Instructions for the task → Rewrite the stretch of items below from the line containing "638, 626, 808]" through the line containing "test-object-b-label: Test Object", changing "vertical" to "upright" and keeping everything else identical. Return only those lines.

Records shown →
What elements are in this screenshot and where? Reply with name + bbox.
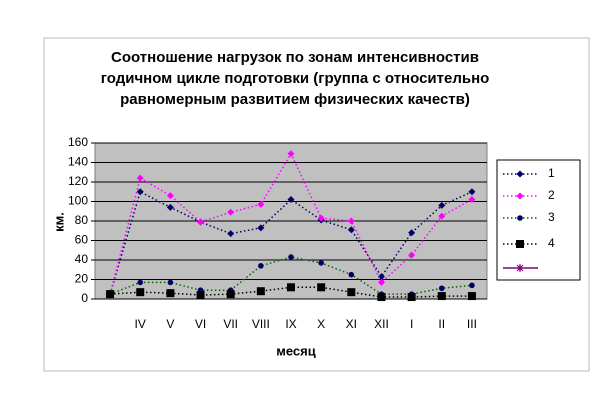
- marker: [408, 251, 416, 259]
- marker: [257, 224, 265, 232]
- marker: [438, 212, 446, 220]
- marker: [258, 263, 264, 269]
- x-tick-label: VI: [195, 317, 206, 331]
- marker: [438, 201, 446, 209]
- marker: [136, 288, 145, 297]
- legend-label: 4: [548, 236, 555, 250]
- y-tick-label: 100: [68, 194, 88, 208]
- marker: [227, 208, 235, 216]
- x-tick-label: XI: [346, 317, 357, 331]
- marker: [106, 290, 115, 299]
- marker: [437, 292, 446, 301]
- y-axis-label: км.: [51, 212, 66, 232]
- legend-marker: [516, 192, 524, 200]
- marker: [438, 285, 445, 292]
- y-tick-label: 0: [81, 291, 88, 305]
- x-tick-label: IX: [285, 317, 296, 331]
- legend: [496, 159, 581, 281]
- marker: [469, 282, 475, 289]
- x-tick-label: VII: [223, 317, 238, 331]
- marker: [166, 203, 174, 211]
- marker: [287, 283, 295, 292]
- marker: [467, 292, 476, 301]
- marker: [257, 200, 265, 208]
- marker: [166, 289, 175, 298]
- marker: [377, 293, 386, 302]
- marker: [227, 230, 235, 238]
- marker: [137, 279, 144, 286]
- legend-marker: [516, 264, 524, 272]
- y-tick-label: 160: [68, 135, 88, 149]
- marker: [377, 273, 385, 281]
- marker: [318, 260, 324, 266]
- y-tick-label: 140: [68, 155, 88, 169]
- marker: [347, 226, 355, 234]
- marker: [408, 229, 416, 237]
- marker: [166, 192, 174, 200]
- legend-marker: [517, 215, 523, 221]
- x-axis-label: месяц: [276, 343, 315, 358]
- chart-title: равномерным развитием физических качеств…: [120, 91, 470, 108]
- marker: [287, 196, 295, 204]
- x-tick-label: I: [410, 317, 413, 331]
- marker: [468, 196, 476, 204]
- x-tick-label: III: [467, 317, 477, 331]
- x-tick-label: II: [438, 317, 445, 331]
- marker: [196, 291, 205, 300]
- marker: [167, 279, 174, 286]
- marker: [256, 287, 265, 296]
- y-tick-label: 120: [68, 174, 88, 188]
- marker: [136, 174, 144, 182]
- chart-title: Соотношение нагрузок по зонам интенсивно…: [111, 49, 479, 66]
- x-tick-label: XII: [374, 317, 389, 331]
- chart-title: годичном цикле подготовки (группа с отно…: [101, 70, 490, 87]
- y-tick-label: 40: [75, 252, 89, 266]
- legend-label: 3: [548, 210, 555, 224]
- y-tick-label: 20: [75, 272, 89, 286]
- y-tick-label: 60: [75, 233, 89, 247]
- marker: [468, 188, 476, 196]
- marker: [347, 217, 355, 225]
- marker: [377, 278, 385, 286]
- legend-marker: [516, 170, 524, 178]
- marker: [317, 214, 325, 222]
- marker: [136, 188, 144, 196]
- x-tick-label: V: [166, 317, 174, 331]
- legend-label: 1: [548, 166, 555, 180]
- marker: [407, 293, 416, 302]
- marker: [348, 271, 355, 278]
- marker: [317, 283, 326, 292]
- marker: [347, 288, 356, 297]
- legend-label: 2: [548, 188, 555, 202]
- x-tick-label: VIII: [252, 317, 270, 331]
- marker: [288, 254, 294, 260]
- y-tick-label: 80: [75, 213, 89, 227]
- marker: [287, 150, 295, 158]
- legend-marker: [516, 240, 524, 248]
- marker: [226, 290, 235, 299]
- x-tick-label: IV: [135, 317, 146, 331]
- marker: [197, 218, 205, 226]
- x-tick-label: X: [317, 317, 325, 331]
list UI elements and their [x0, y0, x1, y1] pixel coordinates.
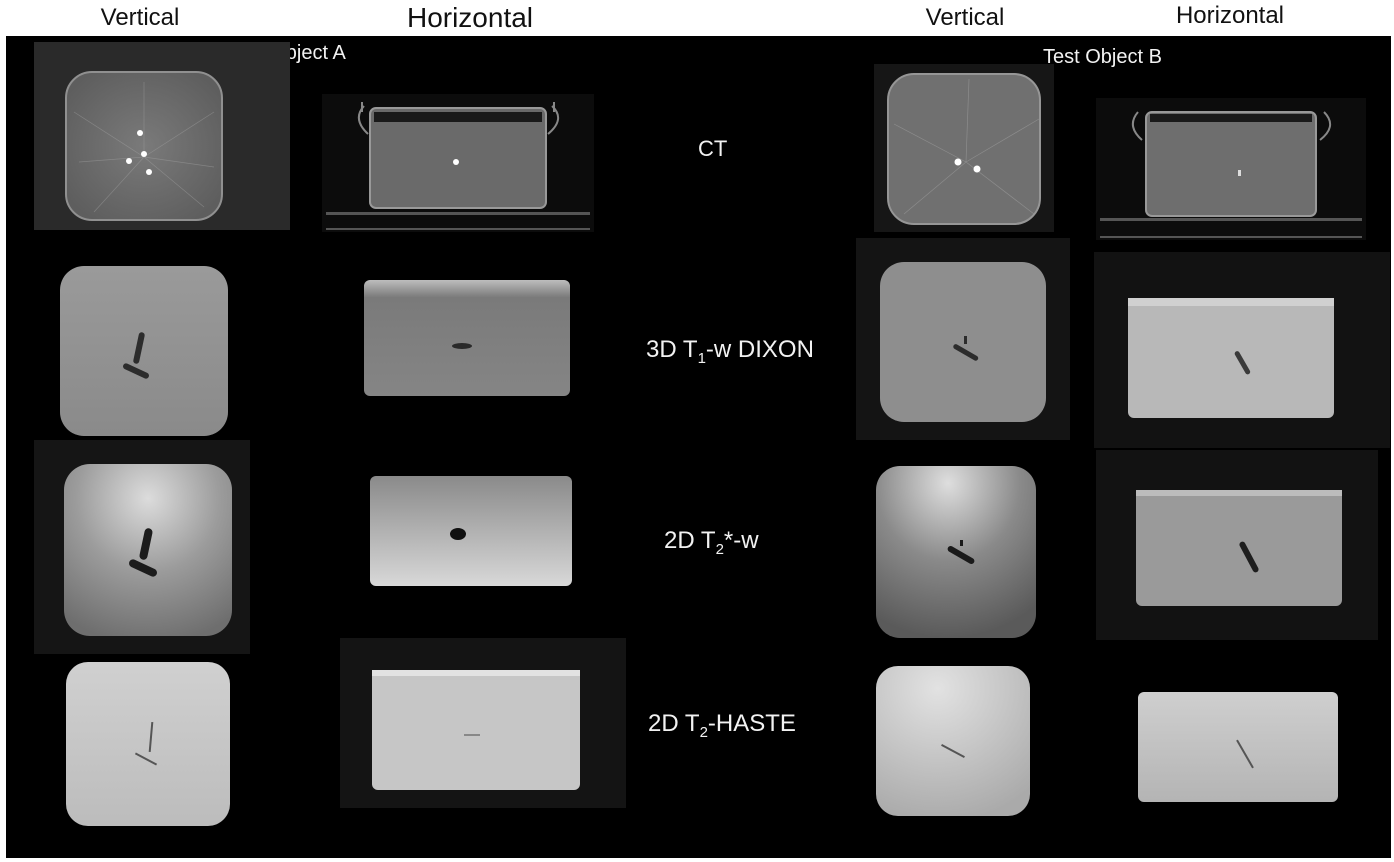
haste-a-horizontal-image	[340, 638, 626, 808]
modality-t2star-label: 2D T2*-w	[664, 527, 759, 558]
header-b-horizontal-text: Horizontal	[1175, 2, 1285, 29]
haste-b-vertical-image	[874, 664, 1032, 818]
t2star-b-vertical-image	[872, 464, 1040, 640]
test-object-b-label: Test Object B	[1043, 46, 1162, 68]
t2star-a-vertical-image	[34, 440, 250, 654]
t1-subscript: 1	[697, 349, 706, 367]
t2star-a-horizontal-image	[366, 472, 576, 590]
t1-suffix: -w DIXON	[705, 336, 814, 363]
haste-a-vertical-image	[64, 660, 232, 828]
ct-b-horizontal-image	[1096, 98, 1366, 240]
t2star-prefix: 2D T	[664, 527, 716, 554]
modality-ct-label: CT	[698, 136, 728, 161]
t2star-b-horizontal-image	[1096, 450, 1378, 640]
ct-a-vertical-image	[34, 42, 290, 230]
header-b-horizontal: Horizontal	[1140, 0, 1320, 34]
haste-prefix: 2D T	[648, 710, 700, 737]
t1-b-horizontal-image	[1094, 252, 1390, 448]
t1-b-vertical-image	[856, 238, 1070, 440]
haste-suffix: -HASTE	[707, 710, 796, 737]
header-a-vertical-text: Vertical	[100, 4, 180, 31]
haste-b-horizontal-image	[1136, 690, 1340, 804]
t1-a-horizontal-image	[362, 274, 572, 398]
haste-subscript: 2	[699, 723, 708, 741]
header-a-horizontal-text: Horizontal	[406, 2, 534, 33]
header-a-horizontal: Horizontal	[370, 0, 570, 36]
header-b-vertical: Vertical	[885, 0, 1045, 36]
t2star-suffix: *-w	[723, 527, 759, 554]
t1-a-vertical-image	[58, 264, 230, 438]
t1-prefix: 3D T	[646, 336, 698, 363]
modality-t1-label: 3D T1-w DIXON	[646, 336, 814, 367]
header-b-vertical-text: Vertical	[925, 4, 1005, 31]
figure-panel: Test Object A Test Object B CT 3D T1-w D…	[6, 36, 1391, 858]
modality-haste-label: 2D T2-HASTE	[648, 710, 796, 741]
ct-a-horizontal-image	[322, 94, 594, 232]
ct-b-vertical-image	[874, 64, 1054, 232]
t2star-subscript: 2	[715, 540, 724, 558]
header-a-vertical: Vertical	[60, 0, 220, 36]
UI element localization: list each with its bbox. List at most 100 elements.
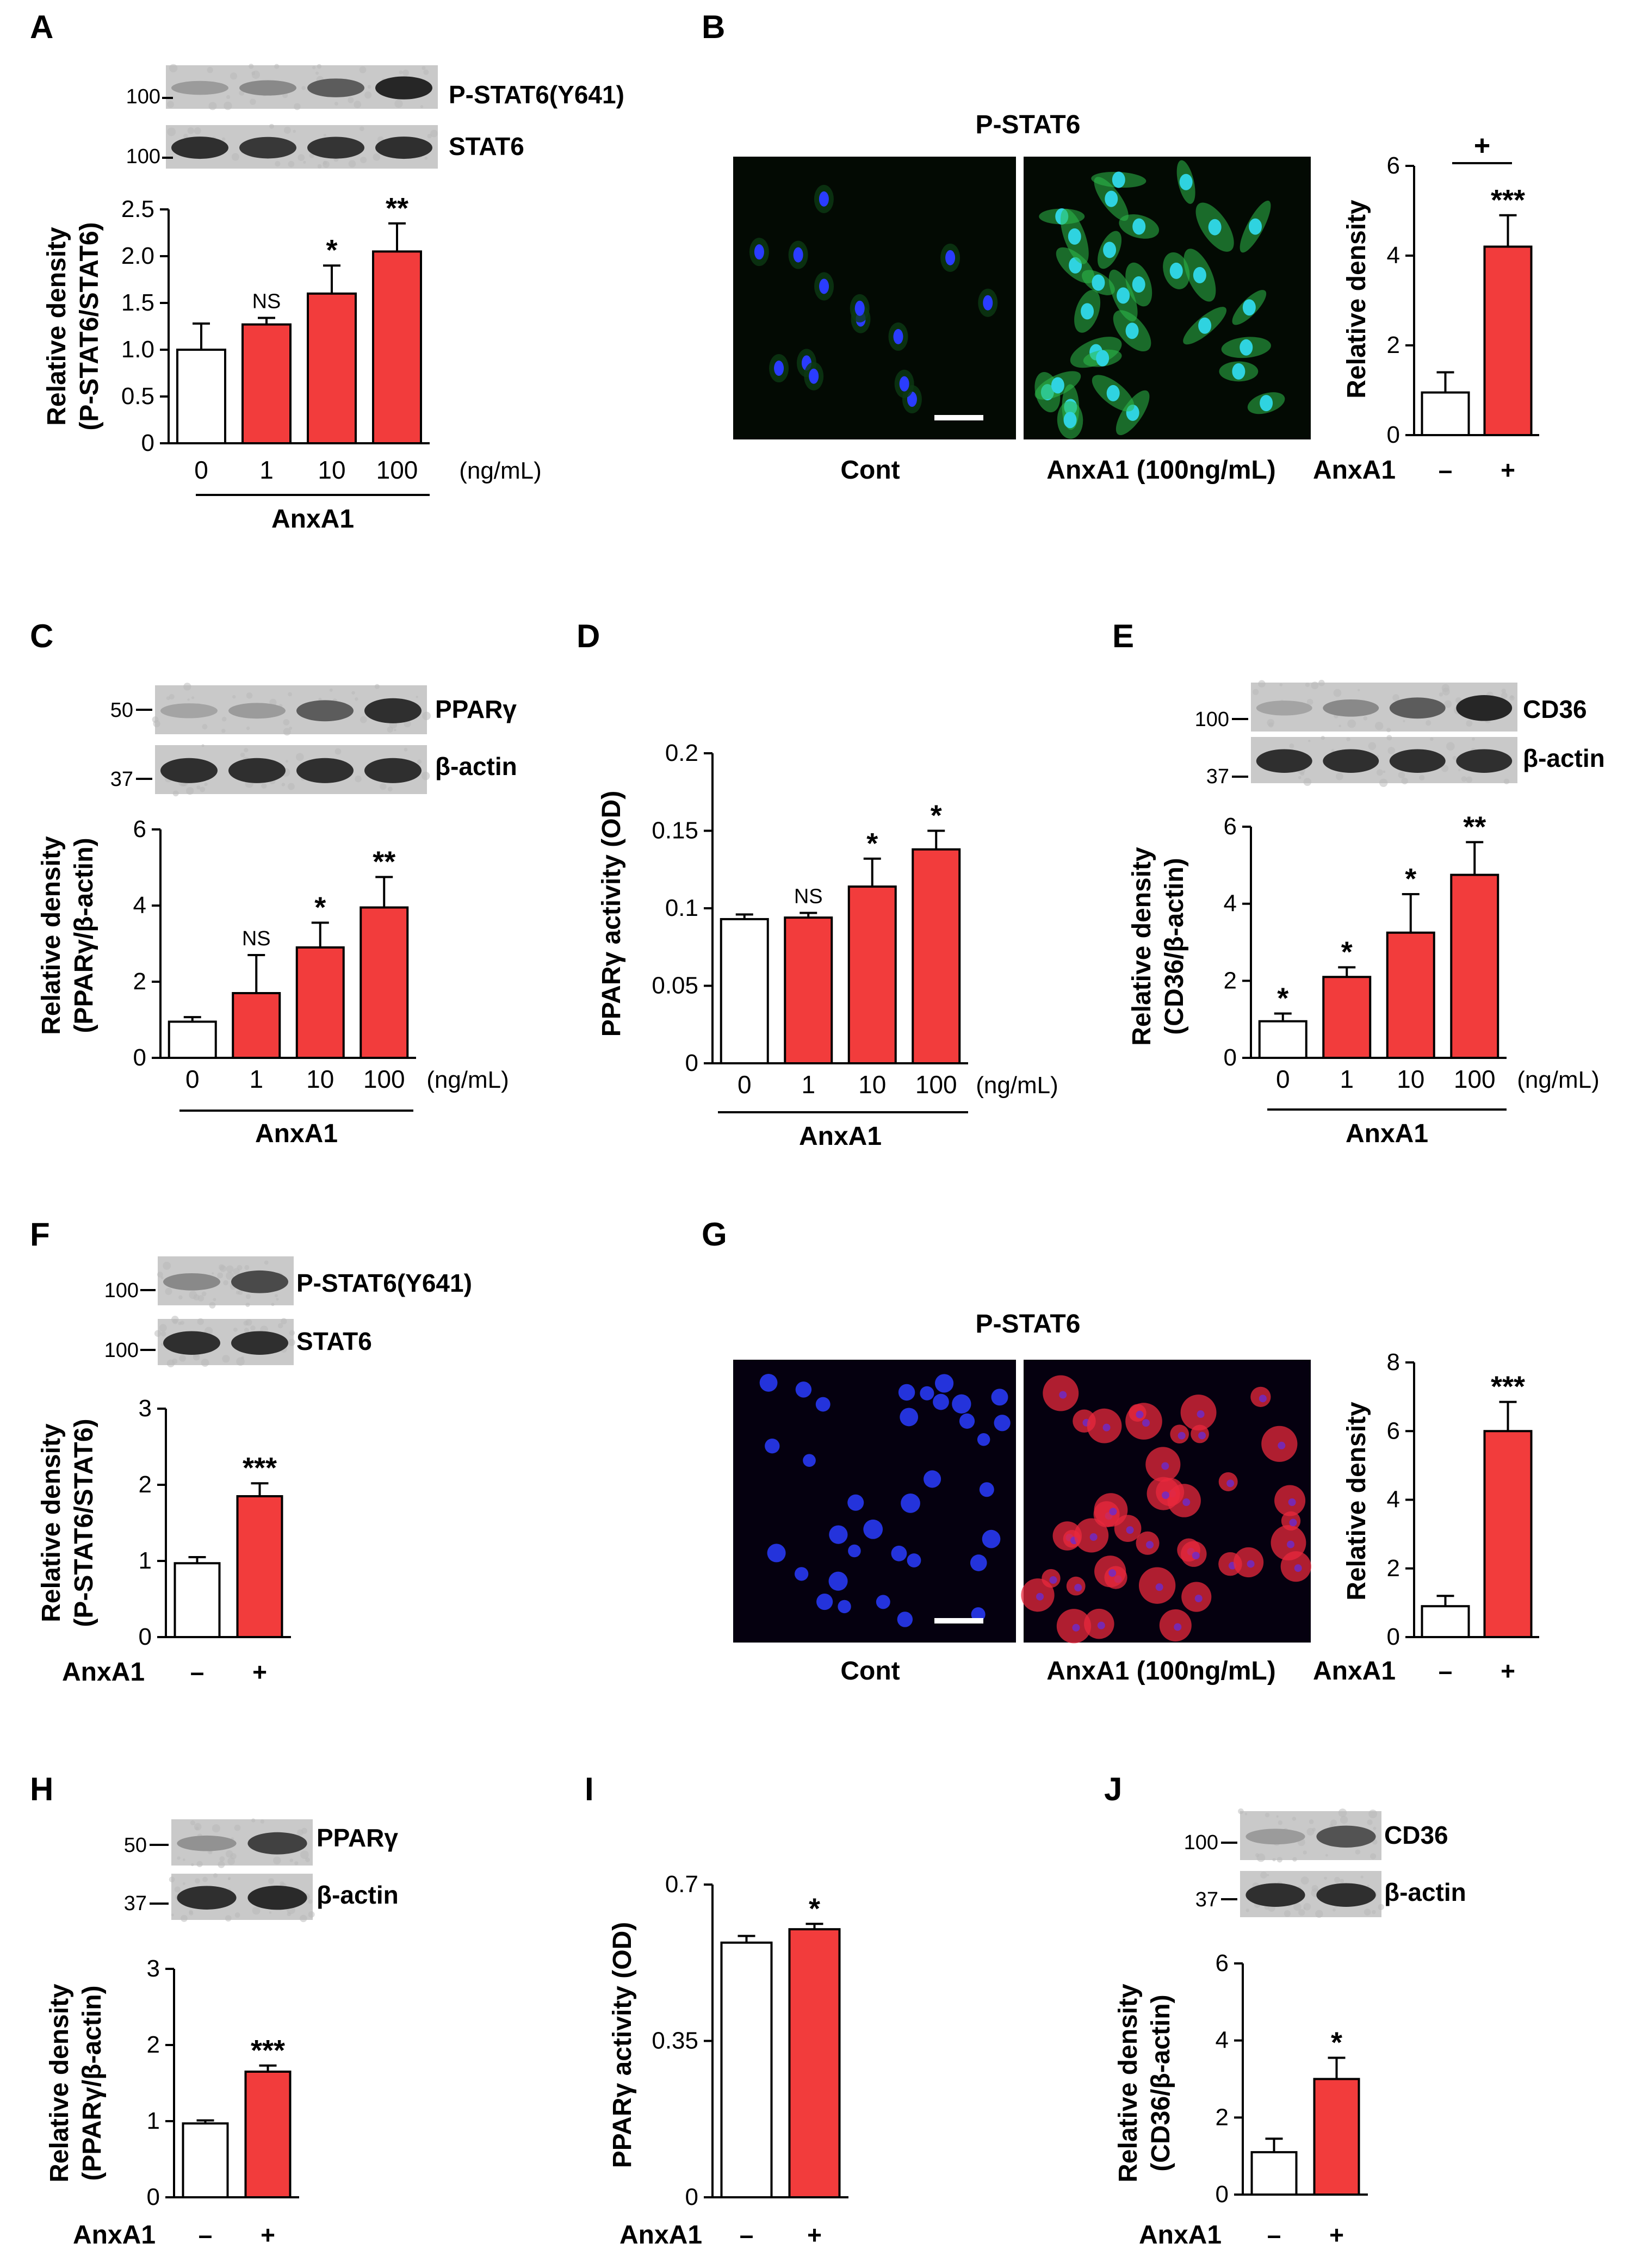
bar [1421,1605,1470,1638]
blot-noise [269,1911,272,1914]
blot-noise [174,1886,181,1893]
nucleus [1072,1623,1080,1632]
nucleus [863,1519,883,1539]
blot-noise [190,1820,195,1826]
blot-noise [1305,682,1310,687]
blot-noise [1376,769,1383,776]
blot-band [247,1832,307,1855]
blot-noise [223,1280,228,1286]
blot-noise [276,1298,279,1301]
nucleus [1288,1498,1296,1506]
blot-a-pstat6 [166,64,438,110]
nucleus [1278,1441,1286,1449]
blot-h-actin [169,1873,315,1923]
nucleus [1112,171,1125,188]
blot-noise [329,688,333,692]
blot-noise [298,154,305,162]
blot-noise [301,86,306,90]
blot-noise [252,1906,261,1915]
blot-noise [423,69,429,75]
blot-noise [289,1858,293,1862]
blot-noise [167,101,174,108]
blot-noise [1401,777,1408,785]
y-tick-label: 4 [133,892,146,919]
nucleus [893,329,903,344]
blot-noise [1258,680,1266,687]
blot-f-pstat6 [157,1256,294,1309]
blot-noise [200,786,206,792]
panel-letter-c: C [30,618,53,654]
nucleus [970,1554,987,1571]
nucleus [1260,395,1273,412]
blot-band [1389,749,1446,773]
blot-noise [187,127,194,134]
nucleus [1174,1623,1182,1631]
nucleus [1179,173,1193,190]
y-tick-label: 6 [1387,1417,1400,1444]
y-tick-label: 0.7 [665,1871,698,1898]
nucleus [1259,1395,1267,1403]
blot-noise [1509,695,1515,701]
unit-label: (ng/mL) [1517,1067,1600,1093]
blot-noise [1309,1819,1314,1824]
blot-noise [244,1265,250,1270]
bar [372,250,422,444]
blot-noise [1268,722,1274,728]
blot-noise [213,1873,218,1878]
blot-noise [1289,743,1294,749]
blot-noise [172,1319,178,1324]
blot-noise [1256,1853,1266,1862]
nucleus [1192,1552,1200,1560]
blot-noise [226,95,231,100]
nucleus [1105,190,1118,207]
blot-noise [1265,1812,1270,1818]
blot-noise [1267,1874,1269,1876]
blot-noise [246,726,250,730]
blot-label: P-STAT6(Y641) [449,80,624,109]
y-tick-label: 6 [1216,1950,1229,1976]
y-tick-label: 4 [1387,1486,1400,1513]
blot-band [228,758,286,783]
y-axis-label: Relative density [1342,1402,1371,1601]
blot-noise [201,1359,209,1367]
y-tick-label: 0 [685,2184,698,2210]
significance-label: ** [373,846,395,878]
bar [1250,2151,1298,2196]
blot-noise [236,1357,245,1366]
y-tick-label: 2 [1387,332,1400,358]
blot-noise [287,1912,292,1917]
blot-band [1316,1825,1376,1848]
blot-noise [1426,720,1432,726]
category-label: 100 [376,456,418,484]
blot-j-cd36 [1238,1808,1381,1863]
blot-noise [157,1272,163,1278]
blot-band [307,78,364,97]
blot-noise [394,729,396,732]
significance-label: * [314,891,326,924]
nucleus [983,295,993,311]
y-tick-label: 0 [1387,422,1400,448]
category-label: 10 [858,1070,886,1099]
blot-noise [1372,1910,1376,1914]
blot-noise [212,1272,214,1275]
blot-noise [1244,1813,1248,1815]
blot-noise [1367,1819,1373,1825]
treatment-label: AnxA1 [62,1658,145,1687]
nucleus [854,300,865,316]
nucleus [848,1544,861,1558]
blot-noise [288,1339,295,1346]
blot-noise [159,1324,167,1332]
mw-marker: 100 [1184,1831,1218,1854]
mw-marker: 37 [124,1892,147,1915]
blot-noise [300,1850,309,1859]
nucleus [815,1397,831,1412]
blot-band [160,703,218,718]
mw-marker: 50 [110,699,133,722]
blot-noise [250,1325,256,1331]
blot-noise [160,1331,166,1337]
blot-noise [1321,735,1325,740]
blot-noise [416,696,418,698]
significance-label: * [866,827,878,860]
blot-noise [427,134,432,139]
category-label: 1 [249,1065,263,1093]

Output →
haste-a-horizontal-image	[340, 638, 626, 808]
modality-t2star-label: 2D T2*-w	[664, 527, 759, 558]
header-b-horizontal-text: Horizontal	[1175, 2, 1285, 29]
haste-b-upright-image	[874, 664, 1032, 818]
t2star-b-upright-image	[872, 464, 1040, 640]
test-object-b-label: Test Object B	[1043, 46, 1162, 68]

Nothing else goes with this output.